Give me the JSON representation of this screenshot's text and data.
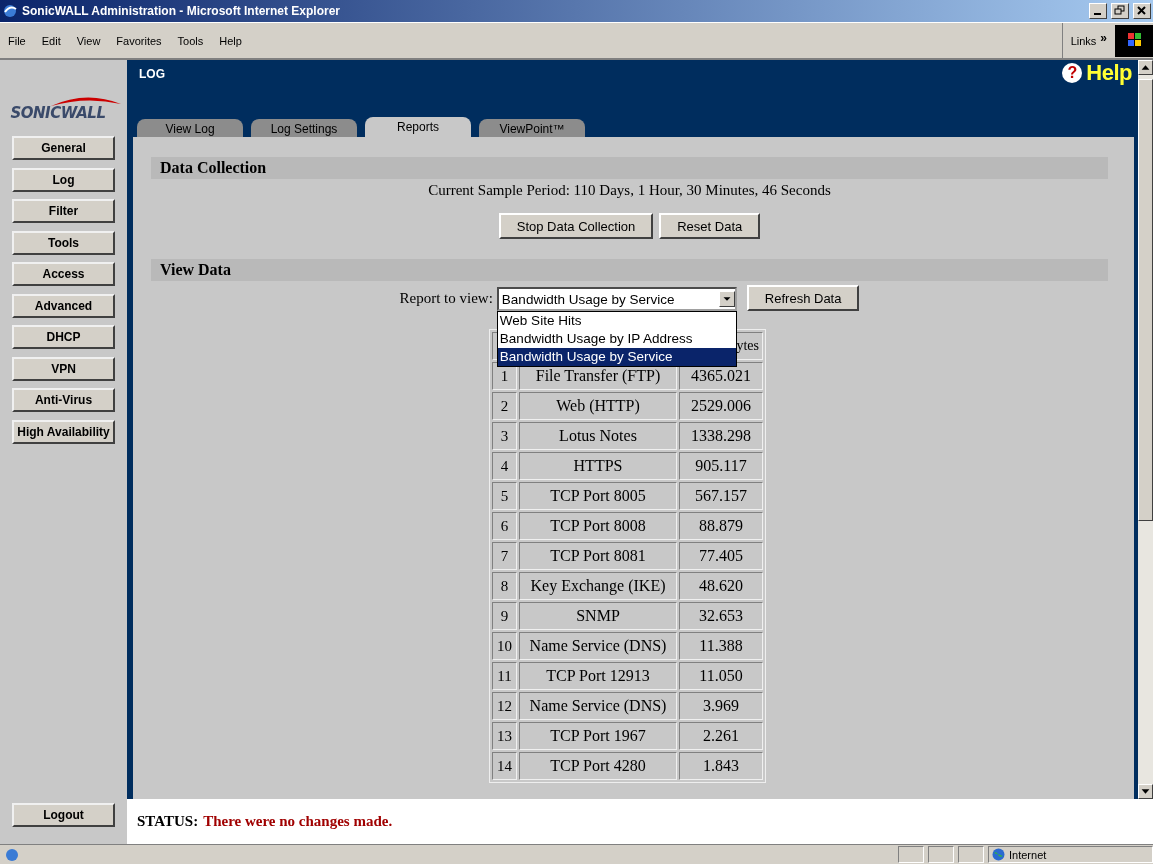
{
  "window": {
    "title": "SonicWALL Administration - Microsoft Internet Explorer"
  },
  "menu": [
    "File",
    "Edit",
    "View",
    "Favorites",
    "Tools",
    "Help"
  ],
  "links": {
    "label": "Links",
    "chevron": "»"
  },
  "sidebar": {
    "logo": "SONICWALL",
    "items": [
      "General",
      "Log",
      "Filter",
      "Tools",
      "Access",
      "Advanced",
      "DHCP",
      "VPN",
      "Anti-Virus",
      "High Availability"
    ],
    "logout": "Logout"
  },
  "header": {
    "title": "LOG",
    "help_glyph": "?",
    "help": "Help"
  },
  "tabs": [
    {
      "label": "View Log",
      "selected": false
    },
    {
      "label": "Log Settings",
      "selected": false
    },
    {
      "label": "Reports",
      "selected": true
    },
    {
      "label": "ViewPoint™",
      "selected": false
    }
  ],
  "data_collection": {
    "heading": "Data Collection",
    "sample_period": "Current Sample Period: 110 Days, 1 Hour, 30 Minutes, 46 Seconds",
    "buttons": [
      "Stop Data Collection",
      "Reset Data"
    ]
  },
  "view_data": {
    "heading": "View Data",
    "report_label": "Report to view:",
    "report_value": "Bandwidth Usage by Service",
    "refresh": "Refresh Data",
    "options": [
      {
        "label": "Web Site Hits",
        "selected": false
      },
      {
        "label": "Bandwidth Usage by IP Address",
        "selected": false
      },
      {
        "label": "Bandwidth Usage by Service",
        "selected": true
      }
    ]
  },
  "table": {
    "column_3_header": "ytes",
    "rows": [
      [
        "1",
        "File Transfer (FTP)",
        "4365.021"
      ],
      [
        "2",
        "Web (HTTP)",
        "2529.006"
      ],
      [
        "3",
        "Lotus Notes",
        "1338.298"
      ],
      [
        "4",
        "HTTPS",
        "905.117"
      ],
      [
        "5",
        "TCP Port 8005",
        "567.157"
      ],
      [
        "6",
        "TCP Port 8008",
        "88.879"
      ],
      [
        "7",
        "TCP Port 8081",
        "77.405"
      ],
      [
        "8",
        "Key Exchange (IKE)",
        "48.620"
      ],
      [
        "9",
        "SNMP",
        "32.653"
      ],
      [
        "10",
        "Name Service (DNS)",
        "11.388"
      ],
      [
        "11",
        "TCP Port 12913",
        "11.050"
      ],
      [
        "12",
        "Name Service (DNS)",
        "3.969"
      ],
      [
        "13",
        "TCP Port 1967",
        "2.261"
      ],
      [
        "14",
        "TCP Port 4280",
        "1.843"
      ]
    ]
  },
  "status": {
    "label": "STATUS:",
    "message": "There were no changes made."
  },
  "status_bar": {
    "zone": "Internet"
  }
}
□ □ □ □ □ □ □
WORK TASK: Out of the data above, return each line where the word "title" can be found.

WRITTEN REPLY:
    "title": "SonicWALL Administration - Microsoft Internet Explorer"
    "title": "LOG",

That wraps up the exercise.